• What is needed: Please express the items, from the first line up to and including the line containing "Text: 6 to 11", as a JSON list of strings with one string per line and blank lines omitted.
>> begin
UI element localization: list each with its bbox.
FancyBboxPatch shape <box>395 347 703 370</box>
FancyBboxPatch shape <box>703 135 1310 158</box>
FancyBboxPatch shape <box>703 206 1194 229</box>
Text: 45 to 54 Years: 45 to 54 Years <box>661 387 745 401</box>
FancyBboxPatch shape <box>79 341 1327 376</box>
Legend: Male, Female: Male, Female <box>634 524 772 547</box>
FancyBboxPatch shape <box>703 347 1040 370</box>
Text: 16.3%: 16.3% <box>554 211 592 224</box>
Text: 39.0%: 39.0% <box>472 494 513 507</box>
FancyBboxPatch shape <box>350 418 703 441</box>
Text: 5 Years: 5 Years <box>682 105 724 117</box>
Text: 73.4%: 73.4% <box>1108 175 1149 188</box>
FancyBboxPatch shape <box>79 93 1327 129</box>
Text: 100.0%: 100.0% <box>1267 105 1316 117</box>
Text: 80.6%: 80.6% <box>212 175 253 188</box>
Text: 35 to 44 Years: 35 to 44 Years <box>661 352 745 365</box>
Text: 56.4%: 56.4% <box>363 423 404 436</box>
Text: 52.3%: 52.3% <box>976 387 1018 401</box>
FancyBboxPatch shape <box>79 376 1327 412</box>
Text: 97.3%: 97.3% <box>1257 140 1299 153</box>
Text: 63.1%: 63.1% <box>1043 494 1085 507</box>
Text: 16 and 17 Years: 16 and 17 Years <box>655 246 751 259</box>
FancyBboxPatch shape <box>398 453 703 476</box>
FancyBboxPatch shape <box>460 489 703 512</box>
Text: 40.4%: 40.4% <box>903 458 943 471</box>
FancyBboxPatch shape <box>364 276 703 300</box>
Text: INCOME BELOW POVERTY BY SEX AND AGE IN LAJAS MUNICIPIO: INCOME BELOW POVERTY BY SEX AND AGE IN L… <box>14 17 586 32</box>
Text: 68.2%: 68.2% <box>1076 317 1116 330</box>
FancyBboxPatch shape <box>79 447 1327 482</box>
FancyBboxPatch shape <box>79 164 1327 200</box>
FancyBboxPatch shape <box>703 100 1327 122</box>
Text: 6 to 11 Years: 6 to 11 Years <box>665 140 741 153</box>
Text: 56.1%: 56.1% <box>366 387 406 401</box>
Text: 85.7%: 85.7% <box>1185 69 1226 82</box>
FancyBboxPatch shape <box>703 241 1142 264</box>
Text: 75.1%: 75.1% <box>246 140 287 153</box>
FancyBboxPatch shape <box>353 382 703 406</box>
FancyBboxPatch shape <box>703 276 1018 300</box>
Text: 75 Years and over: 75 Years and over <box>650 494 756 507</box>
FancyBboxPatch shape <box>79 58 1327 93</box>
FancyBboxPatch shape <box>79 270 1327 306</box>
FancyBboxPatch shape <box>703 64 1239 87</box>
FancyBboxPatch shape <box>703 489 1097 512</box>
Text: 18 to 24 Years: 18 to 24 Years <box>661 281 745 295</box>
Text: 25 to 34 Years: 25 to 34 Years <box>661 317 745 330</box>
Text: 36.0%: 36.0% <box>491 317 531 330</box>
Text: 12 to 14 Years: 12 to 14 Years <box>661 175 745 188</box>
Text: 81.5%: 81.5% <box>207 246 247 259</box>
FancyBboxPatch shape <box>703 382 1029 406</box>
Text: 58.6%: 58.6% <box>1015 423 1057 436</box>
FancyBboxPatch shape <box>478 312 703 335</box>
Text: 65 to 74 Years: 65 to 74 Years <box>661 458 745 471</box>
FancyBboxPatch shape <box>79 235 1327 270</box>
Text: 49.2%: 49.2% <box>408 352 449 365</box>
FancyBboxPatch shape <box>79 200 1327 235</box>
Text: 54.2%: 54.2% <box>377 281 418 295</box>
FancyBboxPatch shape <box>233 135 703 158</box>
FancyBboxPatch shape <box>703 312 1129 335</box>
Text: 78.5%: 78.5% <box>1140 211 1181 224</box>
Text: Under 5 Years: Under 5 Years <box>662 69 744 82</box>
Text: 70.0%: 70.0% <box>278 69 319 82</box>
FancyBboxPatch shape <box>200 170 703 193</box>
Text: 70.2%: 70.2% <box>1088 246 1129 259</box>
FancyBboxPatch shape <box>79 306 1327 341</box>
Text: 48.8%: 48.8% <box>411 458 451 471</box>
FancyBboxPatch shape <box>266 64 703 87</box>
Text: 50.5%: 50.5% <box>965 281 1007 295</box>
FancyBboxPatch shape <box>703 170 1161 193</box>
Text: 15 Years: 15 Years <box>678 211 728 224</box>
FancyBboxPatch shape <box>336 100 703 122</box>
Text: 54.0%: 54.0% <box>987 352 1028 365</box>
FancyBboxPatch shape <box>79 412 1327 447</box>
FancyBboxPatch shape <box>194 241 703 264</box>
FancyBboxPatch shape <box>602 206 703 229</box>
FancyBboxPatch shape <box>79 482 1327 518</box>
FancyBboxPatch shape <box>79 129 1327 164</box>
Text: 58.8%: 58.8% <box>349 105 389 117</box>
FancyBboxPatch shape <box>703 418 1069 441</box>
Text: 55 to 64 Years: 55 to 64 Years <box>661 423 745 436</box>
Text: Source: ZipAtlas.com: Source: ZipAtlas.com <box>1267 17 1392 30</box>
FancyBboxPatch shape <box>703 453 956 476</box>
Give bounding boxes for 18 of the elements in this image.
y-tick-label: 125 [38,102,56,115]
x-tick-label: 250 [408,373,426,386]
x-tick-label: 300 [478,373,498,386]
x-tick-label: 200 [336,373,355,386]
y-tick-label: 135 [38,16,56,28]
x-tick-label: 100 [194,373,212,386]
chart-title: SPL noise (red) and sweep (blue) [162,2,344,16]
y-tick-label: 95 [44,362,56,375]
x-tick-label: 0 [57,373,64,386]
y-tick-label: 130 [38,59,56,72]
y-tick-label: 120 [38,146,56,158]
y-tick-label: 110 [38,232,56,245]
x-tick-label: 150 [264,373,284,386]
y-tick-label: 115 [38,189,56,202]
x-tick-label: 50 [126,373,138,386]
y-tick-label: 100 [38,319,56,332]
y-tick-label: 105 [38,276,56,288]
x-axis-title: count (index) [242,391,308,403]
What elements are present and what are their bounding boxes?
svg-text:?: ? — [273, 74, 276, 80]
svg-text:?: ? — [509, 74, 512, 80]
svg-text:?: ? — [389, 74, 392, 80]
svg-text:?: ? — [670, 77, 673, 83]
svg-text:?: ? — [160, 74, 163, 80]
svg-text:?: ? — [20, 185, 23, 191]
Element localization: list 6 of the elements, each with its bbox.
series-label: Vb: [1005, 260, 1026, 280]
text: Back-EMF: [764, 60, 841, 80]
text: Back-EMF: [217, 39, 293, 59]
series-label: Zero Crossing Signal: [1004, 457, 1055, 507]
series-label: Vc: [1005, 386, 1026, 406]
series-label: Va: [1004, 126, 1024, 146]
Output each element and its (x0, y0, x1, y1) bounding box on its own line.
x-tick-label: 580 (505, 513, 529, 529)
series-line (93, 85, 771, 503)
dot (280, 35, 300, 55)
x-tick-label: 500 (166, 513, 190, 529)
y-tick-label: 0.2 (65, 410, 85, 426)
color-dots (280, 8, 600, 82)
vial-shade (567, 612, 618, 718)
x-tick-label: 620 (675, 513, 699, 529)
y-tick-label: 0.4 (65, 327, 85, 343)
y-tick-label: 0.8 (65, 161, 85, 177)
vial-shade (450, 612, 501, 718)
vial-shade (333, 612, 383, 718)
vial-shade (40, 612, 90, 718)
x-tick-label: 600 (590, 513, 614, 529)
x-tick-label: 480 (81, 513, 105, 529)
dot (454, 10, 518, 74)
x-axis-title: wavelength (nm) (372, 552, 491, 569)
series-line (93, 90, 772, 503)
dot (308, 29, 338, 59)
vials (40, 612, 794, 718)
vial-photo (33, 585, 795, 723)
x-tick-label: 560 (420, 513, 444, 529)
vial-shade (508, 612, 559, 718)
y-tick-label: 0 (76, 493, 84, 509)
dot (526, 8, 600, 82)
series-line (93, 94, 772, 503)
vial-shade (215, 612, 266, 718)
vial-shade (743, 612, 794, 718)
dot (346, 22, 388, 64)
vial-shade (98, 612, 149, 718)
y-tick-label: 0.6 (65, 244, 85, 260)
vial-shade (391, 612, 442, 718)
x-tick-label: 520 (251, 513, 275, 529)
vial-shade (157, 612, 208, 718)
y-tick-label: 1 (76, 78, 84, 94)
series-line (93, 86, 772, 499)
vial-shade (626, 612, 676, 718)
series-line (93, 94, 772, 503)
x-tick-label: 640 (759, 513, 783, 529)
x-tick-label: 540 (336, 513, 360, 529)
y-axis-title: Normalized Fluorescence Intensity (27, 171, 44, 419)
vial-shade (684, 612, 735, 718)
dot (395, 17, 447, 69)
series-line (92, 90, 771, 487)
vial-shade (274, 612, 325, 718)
>> end
• Exercise result:
[
  "UI element localization: list each with its bbox.",
  "FancyBboxPatch shape <box>395 347 703 370</box>",
  "FancyBboxPatch shape <box>703 135 1310 158</box>",
  "FancyBboxPatch shape <box>703 206 1194 229</box>",
  "Text: 45 to 54 Years: 45 to 54 Years <box>661 387 745 401</box>",
  "FancyBboxPatch shape <box>79 341 1327 376</box>",
  "Legend: Male, Female: Male, Female <box>634 524 772 547</box>",
  "FancyBboxPatch shape <box>703 347 1040 370</box>",
  "Text: 16.3%: 16.3% <box>554 211 592 224</box>",
  "Text: 39.0%: 39.0% <box>472 494 513 507</box>",
  "FancyBboxPatch shape <box>350 418 703 441</box>",
  "Text: 5 Years: 5 Years <box>682 105 724 117</box>",
  "Text: 73.4%: 73.4% <box>1108 175 1149 188</box>",
  "FancyBboxPatch shape <box>79 93 1327 129</box>",
  "Text: 100.0%: 100.0% <box>1267 105 1316 117</box>",
  "Text: 80.6%: 80.6% <box>212 175 253 188</box>",
  "Text: 35 to 44 Years: 35 to 44 Years <box>661 352 745 365</box>",
  "Text: 56.4%: 56.4% <box>363 423 404 436</box>",
  "Text: 52.3%: 52.3% <box>976 387 1018 401</box>",
  "FancyBboxPatch shape <box>79 376 1327 412</box>",
  "Text: 97.3%: 97.3% <box>1257 140 1299 153</box>",
  "Text: 63.1%: 63.1% <box>1043 494 1085 507</box>",
  "Text: 16 and 17 Years: 16 and 17 Years <box>655 246 751 259</box>",
  "FancyBboxPatch shape <box>398 453 703 476</box>",
  "FancyBboxPatch shape <box>460 489 703 512</box>",
  "Text: 40.4%: 40.4% <box>903 458 943 471</box>",
  "FancyBboxPatch shape <box>364 276 703 300</box>",
  "Text: INCOME BELOW POVERTY BY SEX AND AGE IN LAJAS MUNICIPIO: INCOME BELOW POVERTY BY SEX AND AGE IN L… <box>14 17 586 32</box>",
  "Text: 68.2%: 68.2% <box>1076 317 1116 330</box>",
  "FancyBboxPatch shape <box>79 447 1327 482</box>",
  "FancyBboxPatch shape <box>79 164 1327 200</box>",
  "FancyBboxPatch shape <box>703 100 1327 122</box>",
  "Text: 6 to 11 Years: 6 to 11 Years <box>665 140 741 153</box>"
]